TASK OBJECTIVE: Every record must be copied exactly.

Items from a figure collection:
○ ○ ○ ○ ○ ○ ○

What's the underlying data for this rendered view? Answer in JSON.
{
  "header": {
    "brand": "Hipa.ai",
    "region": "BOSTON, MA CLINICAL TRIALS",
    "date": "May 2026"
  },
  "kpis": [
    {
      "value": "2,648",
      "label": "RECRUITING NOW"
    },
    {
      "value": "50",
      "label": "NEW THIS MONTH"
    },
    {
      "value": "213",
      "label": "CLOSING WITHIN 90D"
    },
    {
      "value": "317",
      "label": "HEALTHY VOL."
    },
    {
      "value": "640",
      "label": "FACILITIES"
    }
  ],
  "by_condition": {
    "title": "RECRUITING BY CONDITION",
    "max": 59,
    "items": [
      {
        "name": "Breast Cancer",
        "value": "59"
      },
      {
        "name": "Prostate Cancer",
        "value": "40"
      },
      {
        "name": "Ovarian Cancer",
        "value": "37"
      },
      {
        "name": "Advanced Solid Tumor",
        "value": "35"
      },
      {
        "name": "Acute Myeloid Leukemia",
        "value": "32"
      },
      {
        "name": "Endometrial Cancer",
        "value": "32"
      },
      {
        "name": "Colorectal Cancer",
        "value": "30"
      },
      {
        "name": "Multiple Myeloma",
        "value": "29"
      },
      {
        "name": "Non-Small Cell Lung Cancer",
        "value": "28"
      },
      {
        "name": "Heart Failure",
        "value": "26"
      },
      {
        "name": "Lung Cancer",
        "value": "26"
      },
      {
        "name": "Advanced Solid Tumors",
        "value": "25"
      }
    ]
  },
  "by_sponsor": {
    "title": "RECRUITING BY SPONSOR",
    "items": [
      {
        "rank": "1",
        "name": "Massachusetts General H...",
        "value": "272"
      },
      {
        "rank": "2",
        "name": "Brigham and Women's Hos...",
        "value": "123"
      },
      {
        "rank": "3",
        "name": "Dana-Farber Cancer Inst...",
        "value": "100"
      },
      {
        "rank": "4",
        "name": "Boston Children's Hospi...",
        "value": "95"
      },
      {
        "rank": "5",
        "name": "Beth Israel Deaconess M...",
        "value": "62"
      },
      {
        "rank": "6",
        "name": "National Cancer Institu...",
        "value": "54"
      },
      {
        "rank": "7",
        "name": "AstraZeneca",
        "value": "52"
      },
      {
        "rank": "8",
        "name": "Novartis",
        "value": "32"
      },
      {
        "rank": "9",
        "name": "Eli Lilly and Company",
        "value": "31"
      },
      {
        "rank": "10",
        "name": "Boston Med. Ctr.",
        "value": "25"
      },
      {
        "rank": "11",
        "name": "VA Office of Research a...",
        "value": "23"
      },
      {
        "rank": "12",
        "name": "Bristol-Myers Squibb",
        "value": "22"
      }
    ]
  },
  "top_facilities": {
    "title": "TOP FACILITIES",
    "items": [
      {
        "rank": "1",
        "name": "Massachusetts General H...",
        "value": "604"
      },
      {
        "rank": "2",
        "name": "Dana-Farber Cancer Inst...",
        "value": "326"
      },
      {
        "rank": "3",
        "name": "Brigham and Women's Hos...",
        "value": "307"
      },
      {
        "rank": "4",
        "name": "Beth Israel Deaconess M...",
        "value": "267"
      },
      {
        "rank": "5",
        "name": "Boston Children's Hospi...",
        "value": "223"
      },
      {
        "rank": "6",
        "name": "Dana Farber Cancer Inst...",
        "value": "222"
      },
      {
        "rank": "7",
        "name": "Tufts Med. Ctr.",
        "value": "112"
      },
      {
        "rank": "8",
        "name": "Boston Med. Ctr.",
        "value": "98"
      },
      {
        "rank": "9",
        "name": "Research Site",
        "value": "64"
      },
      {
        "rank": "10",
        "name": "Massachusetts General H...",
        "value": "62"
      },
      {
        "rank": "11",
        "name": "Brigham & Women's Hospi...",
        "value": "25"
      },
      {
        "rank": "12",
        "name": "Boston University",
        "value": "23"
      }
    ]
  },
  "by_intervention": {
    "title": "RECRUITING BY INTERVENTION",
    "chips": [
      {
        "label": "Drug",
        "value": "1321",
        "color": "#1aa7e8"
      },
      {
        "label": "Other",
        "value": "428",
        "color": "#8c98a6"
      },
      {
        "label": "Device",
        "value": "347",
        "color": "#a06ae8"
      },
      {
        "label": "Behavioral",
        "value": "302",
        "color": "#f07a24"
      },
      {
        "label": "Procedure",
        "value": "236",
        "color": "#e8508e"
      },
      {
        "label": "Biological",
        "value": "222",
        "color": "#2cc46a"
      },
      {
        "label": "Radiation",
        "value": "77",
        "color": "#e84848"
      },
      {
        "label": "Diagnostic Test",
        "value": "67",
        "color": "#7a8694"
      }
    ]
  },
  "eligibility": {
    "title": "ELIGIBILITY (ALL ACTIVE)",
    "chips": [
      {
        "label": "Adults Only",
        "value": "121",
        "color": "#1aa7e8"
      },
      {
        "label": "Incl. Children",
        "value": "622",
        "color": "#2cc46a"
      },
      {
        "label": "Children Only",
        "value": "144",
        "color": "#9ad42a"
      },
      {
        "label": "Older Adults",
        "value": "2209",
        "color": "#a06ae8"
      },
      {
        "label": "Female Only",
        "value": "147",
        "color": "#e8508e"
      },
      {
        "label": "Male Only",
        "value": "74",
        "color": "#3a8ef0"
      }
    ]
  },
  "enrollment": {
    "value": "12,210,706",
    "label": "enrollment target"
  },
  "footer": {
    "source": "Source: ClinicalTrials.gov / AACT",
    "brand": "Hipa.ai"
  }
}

○ ○ ○ ○ ○ ○ ○

SOLUTION TO THIS PROBLEM:
What's the underlying data for this rendered view? Answer in JSON.
{
  "header": {
    "brand": "Hipa.ai",
    "region": "BOSTON, MA CLINICAL TRIALS",
    "date": "May 2026"
  },
  "kpis": [
    {
      "value": "2,648",
      "label": "RECRUITING NOW"
    },
    {
      "value": "50",
      "label": "NEW THIS MONTH"
    },
    {
      "value": "213",
      "label": "CLOSING WITHIN 90D"
    },
    {
      "value": "317",
      "label": "HEALTHY VOL."
    },
    {
      "value": "640",
      "label": "FACILITIES"
    }
  ],
  "by_condition": {
    "title": "RECRUITING BY CONDITION",
    "max": 59,
    "items": [
      {
        "name": "Breast Cancer",
        "value": "59"
      },
      {
        "name": "Prostate Cancer",
        "value": "40"
      },
      {
        "name": "Ovarian Cancer",
        "value": "37"
      },
      {
        "name": "Advanced Solid Tumor",
        "value": "35"
      },
      {
        "name": "Acute Myeloid Leukemia",
        "value": "32"
      },
      {
        "name": "Endometrial Cancer",
        "value": "32"
      },
      {
        "name": "Colorectal Cancer",
        "value": "30"
      },
      {
        "name": "Multiple Myeloma",
        "value": "29"
      },
      {
        "name": "Non-Small Cell Lung Cancer",
        "value": "28"
      },
      {
        "name": "Heart Failure",
        "value": "26"
      },
      {
        "name": "Lung Cancer",
        "value": "26"
      },
      {
        "name": "Advanced Solid Tumors",
        "value": "25"
      }
    ]
  },
  "by_sponsor": {
    "title": "RECRUITING BY SPONSOR",
    "items": [
      {
        "rank": "1",
        "name": "Massachusetts General H...",
        "value": "272"
      },
      {
        "rank": "2",
        "name": "Brigham and Women's Hos...",
        "value": "123"
      },
      {
        "rank": "3",
        "name": "Dana-Farber Cancer Inst...",
        "value": "100"
      },
      {
        "rank": "4",
        "name": "Boston Children's Hospi...",
        "value": "95"
      },
      {
        "rank": "5",
        "name": "Beth Israel Deaconess M...",
        "value": "62"
      },
      {
        "rank": "6",
        "name": "National Cancer Institu...",
        "value": "54"
      },
      {
        "rank": "7",
        "name": "AstraZeneca",
        "value": "52"
      },
      {
        "rank": "8",
        "name": "Novartis",
        "value": "32"
      },
      {
        "rank": "9",
        "name": "Eli Lilly and Company",
        "value": "31"
      },
      {
        "rank": "10",
        "name": "Boston Med. Ctr.",
        "value": "25"
      },
      {
        "rank": "11",
        "name": "VA Office of Research a...",
        "value": "23"
      },
      {
        "rank": "12",
        "name": "Bristol-Myers Squibb",
        "value": "22"
      }
    ]
  },
  "top_facilities": {
    "title": "TOP FACILITIES",
    "items": [
      {
        "rank": "1",
        "name": "Massachusetts General H...",
        "value": "604"
      },
      {
        "rank": "2",
        "name": "Dana-Farber Cancer Inst...",
        "value": "326"
      },
      {
        "rank": "3",
        "name": "Brigham and Women's Hos...",
        "value": "307"
      },
      {
        "rank": "4",
        "name": "Beth Israel Deaconess M...",
        "value": "267"
      },
      {
        "rank": "5",
        "name": "Boston Children's Hospi...",
        "value": "223"
      },
      {
        "rank": "6",
        "name": "Dana Farber Cancer Inst...",
        "value": "222"
      },
      {
        "rank": "7",
        "name": "Tufts Med. Ctr.",
        "value": "112"
      },
      {
        "rank": "8",
        "name": "Boston Med. Ctr.",
        "value": "98"
      },
      {
        "rank": "9",
        "name": "Research Site",
        "value": "64"
      },
      {
        "rank": "10",
        "name": "Massachusetts General H...",
        "value": "62"
      },
      {
        "rank": "11",
        "name": "Brigham & Women's Hospi...",
        "value": "25"
      },
      {
        "rank": "12",
        "name": "Boston University",
        "value": "23"
      }
    ]
  },
  "by_intervention": {
    "title": "RECRUITING BY INTERVENTION",
    "chips": [
      {
        "label": "Drug",
        "value": "1321",
        "color": "#1aa7e8"
      },
      {
        "label": "Other",
        "value": "428",
        "color": "#8c98a6"
      },
      {
        "label": "Device",
        "value": "347",
        "color": "#a06ae8"
      },
      {
        "label": "Behavioral",
        "value": "302",
        "color": "#f07a24"
      },
      {
        "label": "Procedure",
        "value": "236",
        "color": "#e8508e"
      },
      {
        "label": "Biological",
        "value": "222",
        "color": "#2cc46a"
      },
      {
        "label": "Radiation",
        "value": "77",
        "color": "#e84848"
      },
      {
        "label": "Diagnostic Test",
        "value": "67",
        "color": "#7a8694"
      }
    ]
  },
  "eligibility": {
    "title": "ELIGIBILITY (ALL ACTIVE)",
    "chips": [
      {
        "label": "Adults Only",
        "value": "121",
        "color": "#1aa7e8"
      },
      {
        "label": "Incl. Children",
        "value": "622",
        "color": "#2cc46a"
      },
      {
        "label": "Children Only",
        "value": "144",
        "color": "#9ad42a"
      },
      {
        "label": "Older Adults",
        "value": "2209",
        "color": "#a06ae8"
      },
      {
        "label": "Female Only",
        "value": "147",
        "color": "#e8508e"
      },
      {
        "label": "Male Only",
        "value": "74",
        "color": "#3a8ef0"
      }
    ]
  },
  "enrollment": {
    "value": "12,210,706",
    "label": "enrollment target"
  },
  "footer": {
    "source": "Source: ClinicalTrials.gov / AACT",
    "brand": "Hipa.ai"
  }
}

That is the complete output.